§ **TO DO**
Copy, in full, each line of the material that holds the word "пробу".

BEGIN ENTRIES SUPPLIED

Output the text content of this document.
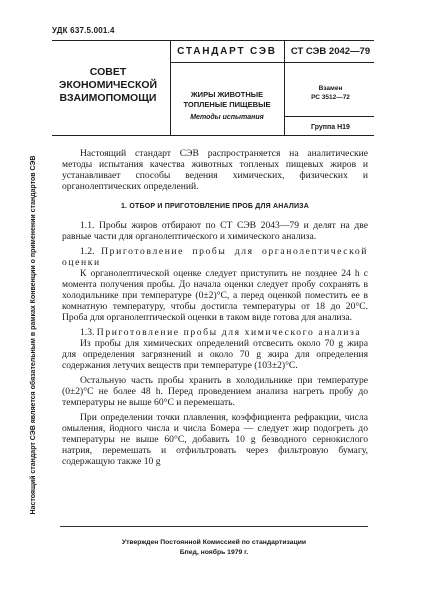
УДК 637.5.001.4
СОВЕТ
ЭКОНОМИЧЕСКОЙ
ВЗАИМОПОМОЩИ
СТАНДАРТ СЭВ
ЖИРЫ ЖИВОТНЫЕ
ТОПЛЕНЫЕ ПИЩЕВЫЕ
Методы испытания
СТ СЭВ 2042—79
Взамен
РС 3512—72
Группа Н19

Настоящий стандарт СЭВ распространяется на аналитические методы испытания качества животных топленых пищевых жиров и устанавливает способы ведения химических, физических и органолептических определений.

1. ОТБОР И ПРИГОТОВЛЕНИЕ ПРОБ ДЛЯ АНАЛИЗА

1.1. Пробы жиров отбирают по СТ СЭВ 2043—79 и делят на две равные части для органолептического и химического анализа.

1.2. Приготовление пробы для органолептической оценки

К органолептической оценке следует приступить не позднее 24 h с момента получения пробы. До начала оценки следует пробу сохранять в холодильнике при температуре (0±2)°С, а перед оценкой поместить ее в комнатную температуру, чтобы достигла температуры от 18 до 20°С. Проба для органолептической оценки в таком виде готова для анализа.

1.3. Приготовление пробы для химического анализа

Из пробы для химических определений отсвесить около 70 g жира для определения загрязнений и около 70 g жира для определения содержания летучих веществ при температуре (103±2)°С.

Остальную часть пробы хранить в холодильнике при температуре (0±2)°С не более 48 h. Перед проведением анализа нагреть пробу до температуры не выше 60°С и перемешать.

При определении точки плавления, коэффициента рефракции, числа омыления, йодного числа и числа Бомера — следует жир подогреть до температуры не выше 60°С, добавить 10 g безводного сернокислого натрия, перемешать и отфильтровать через фильтровую бумагу, содержащую также 10 g

Утвержден Постоянной Комиссией по стандартизации
Бпед, ноябрь 1979 г.
Настоящий стандарт СЭВ является обязательным в рамках Конвенции о применении стандартов СЭВ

END ENTRIES SUPPLIED

§ **WRITTEN ANSWER**
К органолептической оценке следует приступить не позднее 24 h с момента получения пробы. До начала оценки следует пробу сохранять в холодильнике при температуре (0±2)°С, а перед оценкой поместить ее в комнатную температуру, чтобы достигла температуры от 18 до 20°С. Проба для органолептической оценки в таком виде готова для анализа.
Остальную часть пробы хранить в холодильнике при температуре (0±2)°С не более 48 h. Перед проведением анализа нагреть пробу до температуры не выше 60°С и перемешать.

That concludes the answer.